— START OF RECORDS TO USE —
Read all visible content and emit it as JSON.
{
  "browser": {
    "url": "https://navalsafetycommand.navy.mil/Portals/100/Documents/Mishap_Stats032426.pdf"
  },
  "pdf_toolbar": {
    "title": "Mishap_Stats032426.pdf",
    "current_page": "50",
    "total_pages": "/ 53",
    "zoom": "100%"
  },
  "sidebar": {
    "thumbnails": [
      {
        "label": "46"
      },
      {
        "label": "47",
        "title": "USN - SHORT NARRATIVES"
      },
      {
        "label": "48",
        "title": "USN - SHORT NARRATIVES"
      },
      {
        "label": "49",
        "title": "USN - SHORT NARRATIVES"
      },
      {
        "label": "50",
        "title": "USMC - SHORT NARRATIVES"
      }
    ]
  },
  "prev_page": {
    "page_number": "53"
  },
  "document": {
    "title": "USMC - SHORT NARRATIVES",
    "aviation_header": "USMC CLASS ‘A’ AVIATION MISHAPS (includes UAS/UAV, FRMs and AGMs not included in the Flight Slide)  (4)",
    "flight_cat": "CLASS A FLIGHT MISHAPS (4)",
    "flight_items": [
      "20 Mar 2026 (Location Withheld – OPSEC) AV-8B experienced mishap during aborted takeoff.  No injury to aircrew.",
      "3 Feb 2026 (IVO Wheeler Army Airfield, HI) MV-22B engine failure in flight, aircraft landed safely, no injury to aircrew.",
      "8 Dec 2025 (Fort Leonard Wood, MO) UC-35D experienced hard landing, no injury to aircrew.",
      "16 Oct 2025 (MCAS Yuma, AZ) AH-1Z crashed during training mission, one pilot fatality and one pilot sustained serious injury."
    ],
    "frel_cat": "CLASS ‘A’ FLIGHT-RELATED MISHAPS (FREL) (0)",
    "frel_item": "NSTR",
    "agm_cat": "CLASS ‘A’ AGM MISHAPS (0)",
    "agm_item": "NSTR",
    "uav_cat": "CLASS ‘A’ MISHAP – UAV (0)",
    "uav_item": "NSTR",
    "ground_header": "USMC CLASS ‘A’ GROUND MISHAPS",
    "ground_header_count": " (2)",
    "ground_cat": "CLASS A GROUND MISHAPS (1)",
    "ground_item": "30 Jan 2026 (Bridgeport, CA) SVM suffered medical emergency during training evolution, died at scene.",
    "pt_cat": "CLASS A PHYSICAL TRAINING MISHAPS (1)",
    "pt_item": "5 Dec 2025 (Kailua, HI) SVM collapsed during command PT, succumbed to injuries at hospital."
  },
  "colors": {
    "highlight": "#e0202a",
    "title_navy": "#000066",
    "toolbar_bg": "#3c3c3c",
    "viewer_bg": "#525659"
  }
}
— END OF RECORDS TO USE —
Without leaving anything out, quote all the data.

Read all visible content and emit it as JSON.
{
  "browser": {
    "url": "https://navalsafetycommand.navy.mil/Portals/100/Documents/Mishap_Stats032426.pdf"
  },
  "pdf_toolbar": {
    "title": "Mishap_Stats032426.pdf",
    "current_page": "50",
    "total_pages": "/ 53",
    "zoom": "100%"
  },
  "sidebar": {
    "thumbnails": [
      {
        "label": "46"
      },
      {
        "label": "47",
        "title": "USN - SHORT NARRATIVES"
      },
      {
        "label": "48",
        "title": "USN - SHORT NARRATIVES"
      },
      {
        "label": "49",
        "title": "USN - SHORT NARRATIVES"
      },
      {
        "label": "50",
        "title": "USMC - SHORT NARRATIVES"
      }
    ]
  },
  "prev_page": {
    "page_number": "53"
  },
  "document": {
    "title": "USMC - SHORT NARRATIVES",
    "aviation_header": "USMC CLASS ‘A’ AVIATION MISHAPS (includes UAS/UAV, FRMs and AGMs not included in the Flight Slide)  (4)",
    "flight_cat": "CLASS A FLIGHT MISHAPS (4)",
    "flight_items": [
      "20 Mar 2026 (Location Withheld – OPSEC) AV-8B experienced mishap during aborted takeoff.  No injury to aircrew.",
      "3 Feb 2026 (IVO Wheeler Army Airfield, HI) MV-22B engine failure in flight, aircraft landed safely, no injury to aircrew.",
      "8 Dec 2025 (Fort Leonard Wood, MO) UC-35D experienced hard landing, no injury to aircrew.",
      "16 Oct 2025 (MCAS Yuma, AZ) AH-1Z crashed during training mission, one pilot fatality and one pilot sustained serious injury."
    ],
    "frel_cat": "CLASS ‘A’ FLIGHT-RELATED MISHAPS (FREL) (0)",
    "frel_item": "NSTR",
    "agm_cat": "CLASS ‘A’ AGM MISHAPS (0)",
    "agm_item": "NSTR",
    "uav_cat": "CLASS ‘A’ MISHAP – UAV (0)",
    "uav_item": "NSTR",
    "ground_header": "USMC CLASS ‘A’ GROUND MISHAPS",
    "ground_header_count": " (2)",
    "ground_cat": "CLASS A GROUND MISHAPS (1)",
    "ground_item": "30 Jan 2026 (Bridgeport, CA) SVM suffered medical emergency during training evolution, died at scene.",
    "pt_cat": "CLASS A PHYSICAL TRAINING MISHAPS (1)",
    "pt_item": "5 Dec 2025 (Kailua, HI) SVM collapsed during command PT, succumbed to injuries at hospital."
  },
  "colors": {
    "highlight": "#e0202a",
    "title_navy": "#000066",
    "toolbar_bg": "#3c3c3c",
    "viewer_bg": "#525659"
  }
}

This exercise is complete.